**Task directions:** Repeat all entries exactly.

**Data for processing:**
==*==

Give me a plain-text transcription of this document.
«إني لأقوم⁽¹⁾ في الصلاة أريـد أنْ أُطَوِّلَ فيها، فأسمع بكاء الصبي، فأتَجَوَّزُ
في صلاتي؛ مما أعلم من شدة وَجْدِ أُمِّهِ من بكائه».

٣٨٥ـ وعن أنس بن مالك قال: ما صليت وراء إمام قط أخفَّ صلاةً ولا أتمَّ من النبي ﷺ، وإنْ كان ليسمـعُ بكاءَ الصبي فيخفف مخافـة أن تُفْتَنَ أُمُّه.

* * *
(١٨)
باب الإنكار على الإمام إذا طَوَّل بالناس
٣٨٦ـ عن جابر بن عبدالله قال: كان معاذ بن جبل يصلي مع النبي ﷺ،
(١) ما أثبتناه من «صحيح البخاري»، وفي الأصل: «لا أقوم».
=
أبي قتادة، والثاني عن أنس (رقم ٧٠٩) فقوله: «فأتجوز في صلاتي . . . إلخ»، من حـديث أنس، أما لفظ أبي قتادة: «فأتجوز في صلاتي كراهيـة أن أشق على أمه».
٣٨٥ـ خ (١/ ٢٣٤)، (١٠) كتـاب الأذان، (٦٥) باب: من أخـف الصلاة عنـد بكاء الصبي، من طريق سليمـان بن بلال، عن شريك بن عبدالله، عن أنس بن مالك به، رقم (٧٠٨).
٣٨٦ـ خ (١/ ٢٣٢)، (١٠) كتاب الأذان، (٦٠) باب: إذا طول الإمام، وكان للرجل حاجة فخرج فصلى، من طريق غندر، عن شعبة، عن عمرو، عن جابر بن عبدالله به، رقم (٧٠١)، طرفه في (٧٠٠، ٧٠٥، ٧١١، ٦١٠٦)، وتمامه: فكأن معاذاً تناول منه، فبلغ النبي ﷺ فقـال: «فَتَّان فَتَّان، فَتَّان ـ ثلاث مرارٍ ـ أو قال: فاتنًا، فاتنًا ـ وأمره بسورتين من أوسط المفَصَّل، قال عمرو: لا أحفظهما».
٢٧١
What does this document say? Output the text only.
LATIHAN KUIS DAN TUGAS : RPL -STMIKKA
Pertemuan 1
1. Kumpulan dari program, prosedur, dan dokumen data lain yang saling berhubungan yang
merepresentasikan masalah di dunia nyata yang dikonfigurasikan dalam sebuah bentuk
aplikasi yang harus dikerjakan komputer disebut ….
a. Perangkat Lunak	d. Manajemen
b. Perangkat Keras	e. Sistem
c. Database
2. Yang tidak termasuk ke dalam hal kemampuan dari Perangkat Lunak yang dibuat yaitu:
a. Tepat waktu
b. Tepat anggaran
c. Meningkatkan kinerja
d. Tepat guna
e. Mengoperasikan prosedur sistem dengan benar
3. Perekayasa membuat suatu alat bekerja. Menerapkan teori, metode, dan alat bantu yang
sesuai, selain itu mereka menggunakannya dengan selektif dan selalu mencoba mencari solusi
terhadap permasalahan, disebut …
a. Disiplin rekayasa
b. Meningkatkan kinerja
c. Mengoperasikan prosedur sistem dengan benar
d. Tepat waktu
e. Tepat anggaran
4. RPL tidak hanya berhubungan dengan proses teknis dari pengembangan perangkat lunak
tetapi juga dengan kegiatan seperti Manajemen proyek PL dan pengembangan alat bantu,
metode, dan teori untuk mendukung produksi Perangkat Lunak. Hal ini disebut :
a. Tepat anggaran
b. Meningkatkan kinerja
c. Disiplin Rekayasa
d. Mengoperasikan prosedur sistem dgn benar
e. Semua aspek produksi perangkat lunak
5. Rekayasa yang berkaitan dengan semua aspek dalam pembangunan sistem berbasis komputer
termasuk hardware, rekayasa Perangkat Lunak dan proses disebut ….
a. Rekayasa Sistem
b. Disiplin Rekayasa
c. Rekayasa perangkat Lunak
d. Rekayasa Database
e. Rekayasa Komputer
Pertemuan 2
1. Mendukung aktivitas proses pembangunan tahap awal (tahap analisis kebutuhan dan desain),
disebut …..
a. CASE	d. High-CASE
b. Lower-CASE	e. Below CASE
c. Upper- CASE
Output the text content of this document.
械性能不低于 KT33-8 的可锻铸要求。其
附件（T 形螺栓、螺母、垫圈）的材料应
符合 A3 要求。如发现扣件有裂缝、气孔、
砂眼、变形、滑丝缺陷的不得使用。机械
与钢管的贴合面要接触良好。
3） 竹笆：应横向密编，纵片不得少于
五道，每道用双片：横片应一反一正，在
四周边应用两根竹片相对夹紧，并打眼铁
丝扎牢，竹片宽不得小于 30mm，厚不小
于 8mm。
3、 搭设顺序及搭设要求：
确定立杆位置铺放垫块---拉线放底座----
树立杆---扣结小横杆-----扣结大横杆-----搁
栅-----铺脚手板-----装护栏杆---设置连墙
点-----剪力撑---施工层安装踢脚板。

==*==

**Complete response:**
Give me a plain-text transcription of this document.
«إني لأقوم⁽¹⁾ في الصلاة أريـد أنْ أُطَوِّلَ فيها، فأسمع بكاء الصبي، فأتَجَوَّزُ
في صلاتي؛ مما أعلم من شدة وَجْدِ أُمِّهِ من بكائه».

٣٨٥ـ وعن أنس بن مالك قال: ما صليت وراء إمام قط أخفَّ صلاةً ولا أتمَّ من النبي ﷺ، وإنْ كان ليسمـعُ بكاءَ الصبي فيخفف مخافـة أن تُفْتَنَ أُمُّه.

* * *
(١٨)
باب الإنكار على الإمام إذا طَوَّل بالناس
٣٨٦ـ عن جابر بن عبدالله قال: كان معاذ بن جبل يصلي مع النبي ﷺ،
(١) ما أثبتناه من «صحيح البخاري»، وفي الأصل: «لا أقوم».
=
أبي قتادة، والثاني عن أنس (رقم ٧٠٩) فقوله: «فأتجوز في صلاتي . . . إلخ»، من حـديث أنس، أما لفظ أبي قتادة: «فأتجوز في صلاتي كراهيـة أن أشق على أمه».
٣٨٥ـ خ (١/ ٢٣٤)، (١٠) كتـاب الأذان، (٦٥) باب: من أخـف الصلاة عنـد بكاء الصبي، من طريق سليمـان بن بلال، عن شريك بن عبدالله، عن أنس بن مالك به، رقم (٧٠٨).
٣٨٦ـ خ (١/ ٢٣٢)، (١٠) كتاب الأذان، (٦٠) باب: إذا طول الإمام، وكان للرجل حاجة فخرج فصلى، من طريق غندر، عن شعبة، عن عمرو، عن جابر بن عبدالله به، رقم (٧٠١)، طرفه في (٧٠٠، ٧٠٥، ٧١١، ٦١٠٦)، وتمامه: فكأن معاذاً تناول منه، فبلغ النبي ﷺ فقـال: «فَتَّان فَتَّان، فَتَّان ـ ثلاث مرارٍ ـ أو قال: فاتنًا، فاتنًا ـ وأمره بسورتين من أوسط المفَصَّل، قال عمرو: لا أحفظهما».
٢٧١
What does this document say? Output the text only.
LATIHAN KUIS DAN TUGAS : RPL -STMIKKA
Pertemuan 1
1. Kumpulan dari program, prosedur, dan dokumen data lain yang saling berhubungan yang
merepresentasikan masalah di dunia nyata yang dikonfigurasikan dalam sebuah bentuk
aplikasi yang harus dikerjakan komputer disebut ….
a. Perangkat Lunak	d. Manajemen
b. Perangkat Keras	e. Sistem
c. Database
2. Yang tidak termasuk ke dalam hal kemampuan dari Perangkat Lunak yang dibuat yaitu:
a. Tepat waktu
b. Tepat anggaran
c. Meningkatkan kinerja
d. Tepat guna
e. Mengoperasikan prosedur sistem dengan benar
3. Perekayasa membuat suatu alat bekerja. Menerapkan teori, metode, dan alat bantu yang
sesuai, selain itu mereka menggunakannya dengan selektif dan selalu mencoba mencari solusi
terhadap permasalahan, disebut …
a. Disiplin rekayasa
b. Meningkatkan kinerja
c. Mengoperasikan prosedur sistem dengan benar
d. Tepat waktu
e. Tepat anggaran
4. RPL tidak hanya berhubungan dengan proses teknis dari pengembangan perangkat lunak
tetapi juga dengan kegiatan seperti Manajemen proyek PL dan pengembangan alat bantu,
metode, dan teori untuk mendukung produksi Perangkat Lunak. Hal ini disebut :
a. Tepat anggaran
b. Meningkatkan kinerja
c. Disiplin Rekayasa
d. Mengoperasikan prosedur sistem dgn benar
e. Semua aspek produksi perangkat lunak
5. Rekayasa yang berkaitan dengan semua aspek dalam pembangunan sistem berbasis komputer
termasuk hardware, rekayasa Perangkat Lunak dan proses disebut ….
a. Rekayasa Sistem
b. Disiplin Rekayasa
c. Rekayasa perangkat Lunak
d. Rekayasa Database
e. Rekayasa Komputer
Pertemuan 2
1. Mendukung aktivitas proses pembangunan tahap awal (tahap analisis kebutuhan dan desain),
disebut …..
a. CASE	d. High-CASE
b. Lower-CASE	e. Below CASE
c. Upper- CASE
Output the text content of this document.
械性能不低于 KT33-8 的可锻铸要求。其
附件（T 形螺栓、螺母、垫圈）的材料应
符合 A3 要求。如发现扣件有裂缝、气孔、
砂眼、变形、滑丝缺陷的不得使用。机械
与钢管的贴合面要接触良好。
3） 竹笆：应横向密编，纵片不得少于
五道，每道用双片：横片应一反一正，在
四周边应用两根竹片相对夹紧，并打眼铁
丝扎牢，竹片宽不得小于 30mm，厚不小
于 8mm。
3、 搭设顺序及搭设要求：
确定立杆位置铺放垫块---拉线放底座----
树立杆---扣结小横杆-----扣结大横杆-----搁
栅-----铺脚手板-----装护栏杆---设置连墙
点-----剪力撑---施工层安装踢脚板。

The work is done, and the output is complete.